Pick out each line in these entries that contains the string "title".

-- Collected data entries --

[start]

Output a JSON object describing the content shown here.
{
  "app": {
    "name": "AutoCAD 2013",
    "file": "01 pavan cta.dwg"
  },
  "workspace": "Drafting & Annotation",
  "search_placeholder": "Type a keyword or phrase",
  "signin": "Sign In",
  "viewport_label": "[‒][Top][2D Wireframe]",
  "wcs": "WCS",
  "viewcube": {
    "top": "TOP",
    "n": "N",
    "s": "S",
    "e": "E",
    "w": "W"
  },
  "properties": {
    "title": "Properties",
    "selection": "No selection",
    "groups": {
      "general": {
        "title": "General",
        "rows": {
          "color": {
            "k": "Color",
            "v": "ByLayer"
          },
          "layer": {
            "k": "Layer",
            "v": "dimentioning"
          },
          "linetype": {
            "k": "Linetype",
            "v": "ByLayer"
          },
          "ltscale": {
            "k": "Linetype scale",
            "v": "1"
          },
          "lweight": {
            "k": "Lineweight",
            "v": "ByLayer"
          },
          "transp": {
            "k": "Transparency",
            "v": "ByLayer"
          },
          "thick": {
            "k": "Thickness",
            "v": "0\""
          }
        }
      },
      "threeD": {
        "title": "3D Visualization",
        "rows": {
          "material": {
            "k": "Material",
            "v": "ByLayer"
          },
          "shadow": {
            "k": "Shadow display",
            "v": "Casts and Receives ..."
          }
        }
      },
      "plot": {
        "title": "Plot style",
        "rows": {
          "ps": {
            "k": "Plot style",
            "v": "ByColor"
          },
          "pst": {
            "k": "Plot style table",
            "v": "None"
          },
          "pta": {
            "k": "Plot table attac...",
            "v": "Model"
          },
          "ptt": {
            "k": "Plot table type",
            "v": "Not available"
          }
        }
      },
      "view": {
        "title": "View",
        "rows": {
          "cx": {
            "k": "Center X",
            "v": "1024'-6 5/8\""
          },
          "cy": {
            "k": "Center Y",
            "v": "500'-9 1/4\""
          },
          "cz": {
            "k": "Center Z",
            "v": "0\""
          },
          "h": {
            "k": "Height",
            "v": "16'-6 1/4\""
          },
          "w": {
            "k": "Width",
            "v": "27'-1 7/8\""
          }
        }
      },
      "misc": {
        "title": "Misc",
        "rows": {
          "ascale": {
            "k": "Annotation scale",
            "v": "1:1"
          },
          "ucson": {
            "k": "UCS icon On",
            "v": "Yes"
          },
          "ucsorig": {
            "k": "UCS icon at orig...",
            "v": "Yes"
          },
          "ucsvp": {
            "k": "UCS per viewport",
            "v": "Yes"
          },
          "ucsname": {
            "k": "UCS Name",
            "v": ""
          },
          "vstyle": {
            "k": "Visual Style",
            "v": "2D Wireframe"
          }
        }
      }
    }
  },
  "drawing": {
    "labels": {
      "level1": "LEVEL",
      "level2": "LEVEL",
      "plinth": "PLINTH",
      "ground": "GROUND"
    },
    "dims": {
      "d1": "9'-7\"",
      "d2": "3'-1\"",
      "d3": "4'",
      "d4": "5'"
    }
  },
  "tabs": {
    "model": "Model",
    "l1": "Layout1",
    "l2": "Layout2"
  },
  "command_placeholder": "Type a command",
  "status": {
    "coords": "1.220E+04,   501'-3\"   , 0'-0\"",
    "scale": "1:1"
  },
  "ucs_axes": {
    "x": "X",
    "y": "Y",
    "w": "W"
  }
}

[end]

-- Result of the exercise --
    "title": "Properties",
        "title": "General",
        "title": "3D Visualization",
        "title": "Plot style",
        "title": "View",
        "title": "Misc",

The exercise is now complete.